((

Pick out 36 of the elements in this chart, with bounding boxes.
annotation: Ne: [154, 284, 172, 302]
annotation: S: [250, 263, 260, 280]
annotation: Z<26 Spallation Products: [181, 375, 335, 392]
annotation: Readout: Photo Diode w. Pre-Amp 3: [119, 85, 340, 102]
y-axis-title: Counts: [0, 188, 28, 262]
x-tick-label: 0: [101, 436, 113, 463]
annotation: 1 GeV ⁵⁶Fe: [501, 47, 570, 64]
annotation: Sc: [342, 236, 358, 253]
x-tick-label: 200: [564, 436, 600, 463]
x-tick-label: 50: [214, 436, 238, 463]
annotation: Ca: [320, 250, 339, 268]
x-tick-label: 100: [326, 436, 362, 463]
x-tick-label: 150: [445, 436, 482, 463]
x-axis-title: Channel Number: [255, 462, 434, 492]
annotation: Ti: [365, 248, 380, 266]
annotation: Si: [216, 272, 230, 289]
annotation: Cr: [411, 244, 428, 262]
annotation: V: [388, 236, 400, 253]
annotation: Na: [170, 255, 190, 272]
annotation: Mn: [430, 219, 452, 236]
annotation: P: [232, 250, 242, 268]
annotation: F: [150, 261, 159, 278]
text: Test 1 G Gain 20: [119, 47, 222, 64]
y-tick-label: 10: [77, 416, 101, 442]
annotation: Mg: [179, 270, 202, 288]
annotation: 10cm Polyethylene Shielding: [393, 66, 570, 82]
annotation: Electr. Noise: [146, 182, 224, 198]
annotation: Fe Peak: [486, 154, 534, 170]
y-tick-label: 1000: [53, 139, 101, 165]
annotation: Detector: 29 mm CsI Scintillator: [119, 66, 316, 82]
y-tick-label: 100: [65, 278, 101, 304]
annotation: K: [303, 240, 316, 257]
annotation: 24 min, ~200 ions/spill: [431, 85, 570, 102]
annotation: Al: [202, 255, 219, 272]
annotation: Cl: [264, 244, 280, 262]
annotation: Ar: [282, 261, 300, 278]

))

Written exercise. Copy word for word the stretch of items from the start through the line containing "annotation: V: [388, 236, 400, 253]", including both ends.

Exercise solution.
Pick out 36 of the elements in this chart, with bounding boxes.
annotation: Ne: [154, 284, 172, 302]
annotation: S: [250, 263, 260, 280]
annotation: Z<26 Spallation Products: [181, 375, 335, 392]
annotation: Readout: Photo Diode w. Pre-Amp 3: [119, 85, 340, 102]
y-axis-title: Counts: [0, 188, 28, 262]
x-tick-label: 0: [101, 436, 113, 463]
annotation: 1 GeV ⁵⁶Fe: [501, 47, 570, 64]
annotation: Sc: [342, 236, 358, 253]
x-tick-label: 200: [564, 436, 600, 463]
x-tick-label: 50: [214, 436, 238, 463]
annotation: Ca: [320, 250, 339, 268]
x-tick-label: 100: [326, 436, 362, 463]
x-tick-label: 150: [445, 436, 482, 463]
x-axis-title: Channel Number: [255, 462, 434, 492]
annotation: Ti: [365, 248, 380, 266]
annotation: Si: [216, 272, 230, 289]
annotation: Cr: [411, 244, 428, 262]
annotation: V: [388, 236, 400, 253]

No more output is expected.